**Entries shown**:
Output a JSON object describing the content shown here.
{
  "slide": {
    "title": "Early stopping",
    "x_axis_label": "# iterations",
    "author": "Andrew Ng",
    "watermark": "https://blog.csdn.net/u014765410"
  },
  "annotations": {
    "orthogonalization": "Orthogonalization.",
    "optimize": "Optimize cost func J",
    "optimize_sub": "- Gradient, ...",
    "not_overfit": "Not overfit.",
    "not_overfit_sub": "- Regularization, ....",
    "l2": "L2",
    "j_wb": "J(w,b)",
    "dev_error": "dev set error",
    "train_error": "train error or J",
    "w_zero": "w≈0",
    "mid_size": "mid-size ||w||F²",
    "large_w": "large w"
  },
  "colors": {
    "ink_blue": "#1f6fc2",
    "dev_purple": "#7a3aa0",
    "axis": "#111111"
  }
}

**The task**: Write the entries again, exactly as they stand.

**Answer to the problem**:
Output a JSON object describing the content shown here.
{
  "slide": {
    "title": "Early stopping",
    "x_axis_label": "# iterations",
    "author": "Andrew Ng",
    "watermark": "https://blog.csdn.net/u014765410"
  },
  "annotations": {
    "orthogonalization": "Orthogonalization.",
    "optimize": "Optimize cost func J",
    "optimize_sub": "- Gradient, ...",
    "not_overfit": "Not overfit.",
    "not_overfit_sub": "- Regularization, ....",
    "l2": "L2",
    "j_wb": "J(w,b)",
    "dev_error": "dev set error",
    "train_error": "train error or J",
    "w_zero": "w≈0",
    "mid_size": "mid-size ||w||F²",
    "large_w": "large w"
  },
  "colors": {
    "ink_blue": "#1f6fc2",
    "dev_purple": "#7a3aa0",
    "axis": "#111111"
  }
}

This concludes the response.